Data items:
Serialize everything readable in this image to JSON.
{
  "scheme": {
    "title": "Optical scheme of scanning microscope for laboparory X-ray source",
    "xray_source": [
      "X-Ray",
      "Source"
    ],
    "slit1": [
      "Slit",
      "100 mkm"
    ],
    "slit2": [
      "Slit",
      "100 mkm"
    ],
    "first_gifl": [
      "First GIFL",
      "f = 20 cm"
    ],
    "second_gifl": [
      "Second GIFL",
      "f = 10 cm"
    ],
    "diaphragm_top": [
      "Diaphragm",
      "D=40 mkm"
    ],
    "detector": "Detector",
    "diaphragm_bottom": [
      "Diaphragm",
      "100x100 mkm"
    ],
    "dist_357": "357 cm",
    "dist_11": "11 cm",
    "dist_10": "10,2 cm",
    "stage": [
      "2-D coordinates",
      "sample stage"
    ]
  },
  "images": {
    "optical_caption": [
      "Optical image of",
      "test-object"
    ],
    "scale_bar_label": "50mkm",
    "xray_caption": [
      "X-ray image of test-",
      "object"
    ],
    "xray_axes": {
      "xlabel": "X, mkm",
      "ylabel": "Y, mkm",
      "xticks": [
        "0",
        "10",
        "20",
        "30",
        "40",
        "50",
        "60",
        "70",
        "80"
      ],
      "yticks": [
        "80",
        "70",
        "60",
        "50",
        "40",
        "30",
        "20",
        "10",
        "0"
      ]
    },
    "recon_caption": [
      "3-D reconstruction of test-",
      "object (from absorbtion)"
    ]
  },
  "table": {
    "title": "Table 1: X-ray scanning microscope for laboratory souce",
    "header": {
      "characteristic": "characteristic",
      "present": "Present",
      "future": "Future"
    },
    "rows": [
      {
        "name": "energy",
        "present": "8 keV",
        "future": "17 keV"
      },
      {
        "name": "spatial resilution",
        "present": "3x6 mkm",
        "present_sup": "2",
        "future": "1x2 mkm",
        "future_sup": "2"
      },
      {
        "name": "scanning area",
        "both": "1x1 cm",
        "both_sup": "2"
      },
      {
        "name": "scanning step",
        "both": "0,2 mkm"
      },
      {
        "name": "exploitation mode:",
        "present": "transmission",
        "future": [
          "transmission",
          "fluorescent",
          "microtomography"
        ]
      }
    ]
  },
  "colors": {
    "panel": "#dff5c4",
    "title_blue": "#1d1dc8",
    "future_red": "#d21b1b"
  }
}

## WRITTEN INSTRUCTION
Scan the material for lines with the word "transmission", and copy each line you find.

## RESULT FOR THIS EXERCISE
        "present": "transmission",
          "transmission",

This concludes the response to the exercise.